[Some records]
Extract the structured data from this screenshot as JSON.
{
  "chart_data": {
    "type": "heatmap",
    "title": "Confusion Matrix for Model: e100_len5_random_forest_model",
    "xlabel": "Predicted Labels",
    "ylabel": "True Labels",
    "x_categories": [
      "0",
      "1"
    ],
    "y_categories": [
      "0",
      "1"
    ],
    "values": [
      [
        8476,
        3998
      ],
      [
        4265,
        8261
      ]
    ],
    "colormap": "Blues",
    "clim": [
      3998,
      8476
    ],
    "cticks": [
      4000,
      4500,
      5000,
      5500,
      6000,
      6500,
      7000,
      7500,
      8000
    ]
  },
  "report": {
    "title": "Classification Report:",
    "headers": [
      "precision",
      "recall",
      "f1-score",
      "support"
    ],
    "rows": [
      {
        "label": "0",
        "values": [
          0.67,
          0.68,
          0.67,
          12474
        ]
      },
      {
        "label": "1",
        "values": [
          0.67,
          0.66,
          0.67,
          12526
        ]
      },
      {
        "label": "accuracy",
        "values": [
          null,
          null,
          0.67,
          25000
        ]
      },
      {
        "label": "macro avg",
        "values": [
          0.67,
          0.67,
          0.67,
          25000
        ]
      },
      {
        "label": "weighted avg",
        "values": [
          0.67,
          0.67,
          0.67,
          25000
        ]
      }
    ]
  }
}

* Work to be completed: Repeat all the entries word for word.

* Exercise output:
Extract the structured data from this screenshot as JSON.
{
  "chart_data": {
    "type": "heatmap",
    "title": "Confusion Matrix for Model: e100_len5_random_forest_model",
    "xlabel": "Predicted Labels",
    "ylabel": "True Labels",
    "x_categories": [
      "0",
      "1"
    ],
    "y_categories": [
      "0",
      "1"
    ],
    "values": [
      [
        8476,
        3998
      ],
      [
        4265,
        8261
      ]
    ],
    "colormap": "Blues",
    "clim": [
      3998,
      8476
    ],
    "cticks": [
      4000,
      4500,
      5000,
      5500,
      6000,
      6500,
      7000,
      7500,
      8000
    ]
  },
  "report": {
    "title": "Classification Report:",
    "headers": [
      "precision",
      "recall",
      "f1-score",
      "support"
    ],
    "rows": [
      {
        "label": "0",
        "values": [
          0.67,
          0.68,
          0.67,
          12474
        ]
      },
      {
        "label": "1",
        "values": [
          0.67,
          0.66,
          0.67,
          12526
        ]
      },
      {
        "label": "accuracy",
        "values": [
          null,
          null,
          0.67,
          25000
        ]
      },
      {
        "label": "macro avg",
        "values": [
          0.67,
          0.67,
          0.67,
          25000
        ]
      },
      {
        "label": "weighted avg",
        "values": [
          0.67,
          0.67,
          0.67,
          25000
        ]
      }
    ]
  }
}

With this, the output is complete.